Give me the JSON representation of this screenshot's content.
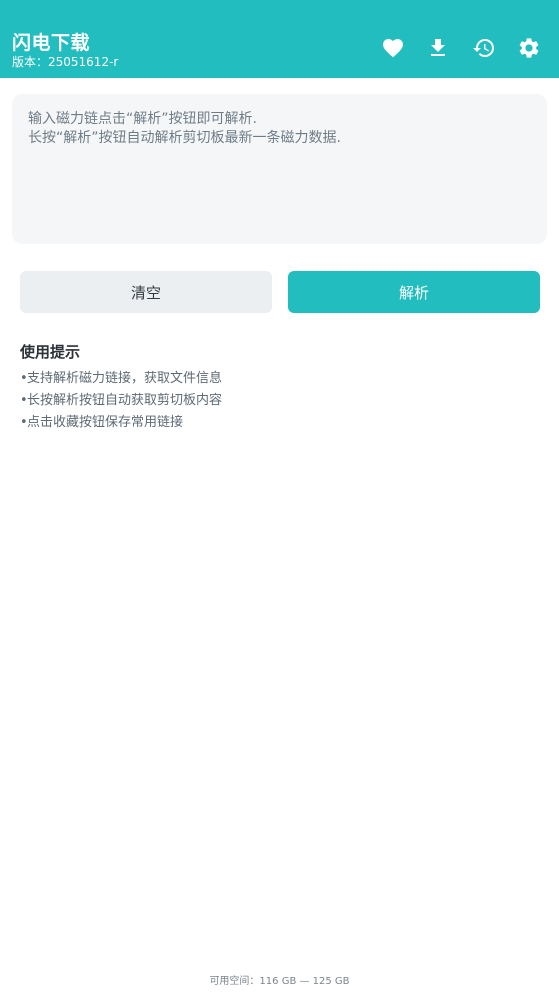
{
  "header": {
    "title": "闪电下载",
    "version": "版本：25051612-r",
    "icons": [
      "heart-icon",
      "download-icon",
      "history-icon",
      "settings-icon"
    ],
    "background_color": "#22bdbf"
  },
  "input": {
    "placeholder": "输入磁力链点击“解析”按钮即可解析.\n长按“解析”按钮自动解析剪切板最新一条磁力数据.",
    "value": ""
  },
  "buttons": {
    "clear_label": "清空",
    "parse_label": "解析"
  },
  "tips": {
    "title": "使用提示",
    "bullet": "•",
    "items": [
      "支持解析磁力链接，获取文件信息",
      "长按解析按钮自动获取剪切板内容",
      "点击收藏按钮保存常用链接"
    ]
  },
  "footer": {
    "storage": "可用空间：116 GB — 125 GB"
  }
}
=-=-=
◆ **Exercise aim**
Repeat the data in full and exactly. Omit pictures.

◆ **Written solution**
Give me the JSON representation of this screenshot's content.
{
  "header": {
    "title": "闪电下载",
    "version": "版本：25051612-r",
    "icons": [
      "heart-icon",
      "download-icon",
      "history-icon",
      "settings-icon"
    ],
    "background_color": "#22bdbf"
  },
  "input": {
    "placeholder": "输入磁力链点击“解析”按钮即可解析.\n长按“解析”按钮自动解析剪切板最新一条磁力数据.",
    "value": ""
  },
  "buttons": {
    "clear_label": "清空",
    "parse_label": "解析"
  },
  "tips": {
    "title": "使用提示",
    "bullet": "•",
    "items": [
      "支持解析磁力链接，获取文件信息",
      "长按解析按钮自动获取剪切板内容",
      "点击收藏按钮保存常用链接"
    ]
  },
  "footer": {
    "storage": "可用空间：116 GB — 125 GB"
  }
}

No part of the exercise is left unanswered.